## Exercise objective
Output all lines exactly.

## Data records

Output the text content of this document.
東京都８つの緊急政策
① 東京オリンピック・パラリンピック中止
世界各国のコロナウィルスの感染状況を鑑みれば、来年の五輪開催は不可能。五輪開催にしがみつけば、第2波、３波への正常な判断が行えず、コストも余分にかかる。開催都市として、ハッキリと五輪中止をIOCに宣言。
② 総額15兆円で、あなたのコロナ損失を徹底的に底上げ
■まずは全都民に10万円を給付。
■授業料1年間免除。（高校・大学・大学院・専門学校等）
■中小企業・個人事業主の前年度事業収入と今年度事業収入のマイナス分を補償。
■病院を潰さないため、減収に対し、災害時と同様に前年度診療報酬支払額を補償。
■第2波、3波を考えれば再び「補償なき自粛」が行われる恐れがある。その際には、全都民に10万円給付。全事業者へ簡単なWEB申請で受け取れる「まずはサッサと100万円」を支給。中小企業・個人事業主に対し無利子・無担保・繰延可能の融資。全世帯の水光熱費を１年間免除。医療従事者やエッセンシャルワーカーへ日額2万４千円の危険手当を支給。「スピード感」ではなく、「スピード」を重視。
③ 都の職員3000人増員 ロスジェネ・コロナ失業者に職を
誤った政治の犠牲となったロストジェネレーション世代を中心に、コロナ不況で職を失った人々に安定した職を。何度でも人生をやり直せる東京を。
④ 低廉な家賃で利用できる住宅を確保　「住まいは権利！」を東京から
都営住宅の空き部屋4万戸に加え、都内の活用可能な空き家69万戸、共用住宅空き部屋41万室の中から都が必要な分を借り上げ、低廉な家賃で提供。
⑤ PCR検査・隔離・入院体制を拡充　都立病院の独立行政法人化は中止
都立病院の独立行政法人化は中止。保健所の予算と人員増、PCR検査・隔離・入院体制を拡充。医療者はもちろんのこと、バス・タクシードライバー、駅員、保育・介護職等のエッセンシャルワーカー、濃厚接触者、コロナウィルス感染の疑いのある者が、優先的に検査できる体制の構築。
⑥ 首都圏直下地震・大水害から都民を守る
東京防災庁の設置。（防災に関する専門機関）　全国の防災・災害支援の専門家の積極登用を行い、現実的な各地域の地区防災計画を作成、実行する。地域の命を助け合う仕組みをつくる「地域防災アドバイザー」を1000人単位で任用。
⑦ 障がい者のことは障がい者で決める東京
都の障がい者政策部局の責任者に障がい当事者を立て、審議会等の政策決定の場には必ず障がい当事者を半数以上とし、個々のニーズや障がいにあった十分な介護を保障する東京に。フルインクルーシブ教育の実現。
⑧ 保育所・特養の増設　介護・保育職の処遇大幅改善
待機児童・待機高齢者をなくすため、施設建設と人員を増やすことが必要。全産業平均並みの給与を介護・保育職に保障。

## Expected answer
Output the text content of this document.
東京都８つの緊急政策
① 東京オリンピック・パラリンピック中止
世界各国のコロナウィルスの感染状況を鑑みれば、来年の五輪開催は不可能。五輪開催にしがみつけば、第2波、３波への正常な判断が行えず、コストも余分にかかる。開催都市として、ハッキリと五輪中止をIOCに宣言。
② 総額15兆円で、あなたのコロナ損失を徹底的に底上げ
■まずは全都民に10万円を給付。
■授業料1年間免除。（高校・大学・大学院・専門学校等）
■中小企業・個人事業主の前年度事業収入と今年度事業収入のマイナス分を補償。
■病院を潰さないため、減収に対し、災害時と同様に前年度診療報酬支払額を補償。
■第2波、3波を考えれば再び「補償なき自粛」が行われる恐れがある。その際には、全都民に10万円給付。全事業者へ簡単なWEB申請で受け取れる「まずはサッサと100万円」を支給。中小企業・個人事業主に対し無利子・無担保・繰延可能の融資。全世帯の水光熱費を１年間免除。医療従事者やエッセンシャルワーカーへ日額2万４千円の危険手当を支給。「スピード感」ではなく、「スピード」を重視。
③ 都の職員3000人増員 ロスジェネ・コロナ失業者に職を
誤った政治の犠牲となったロストジェネレーション世代を中心に、コロナ不況で職を失った人々に安定した職を。何度でも人生をやり直せる東京を。
④ 低廉な家賃で利用できる住宅を確保　「住まいは権利！」を東京から
都営住宅の空き部屋4万戸に加え、都内の活用可能な空き家69万戸、共用住宅空き部屋41万室の中から都が必要な分を借り上げ、低廉な家賃で提供。
⑤ PCR検査・隔離・入院体制を拡充　都立病院の独立行政法人化は中止
都立病院の独立行政法人化は中止。保健所の予算と人員増、PCR検査・隔離・入院体制を拡充。医療者はもちろんのこと、バス・タクシードライバー、駅員、保育・介護職等のエッセンシャルワーカー、濃厚接触者、コロナウィルス感染の疑いのある者が、優先的に検査できる体制の構築。
⑥ 首都圏直下地震・大水害から都民を守る
東京防災庁の設置。（防災に関する専門機関）　全国の防災・災害支援の専門家の積極登用を行い、現実的な各地域の地区防災計画を作成、実行する。地域の命を助け合う仕組みをつくる「地域防災アドバイザー」を1000人単位で任用。
⑦ 障がい者のことは障がい者で決める東京
都の障がい者政策部局の責任者に障がい当事者を立て、審議会等の政策決定の場には必ず障がい当事者を半数以上とし、個々のニーズや障がいにあった十分な介護を保障する東京に。フルインクルーシブ教育の実現。
⑧ 保育所・特養の増設　介護・保育職の処遇大幅改善
待機児童・待機高齢者をなくすため、施設建設と人員を増やすことが必要。全産業平均並みの給与を介護・保育職に保障。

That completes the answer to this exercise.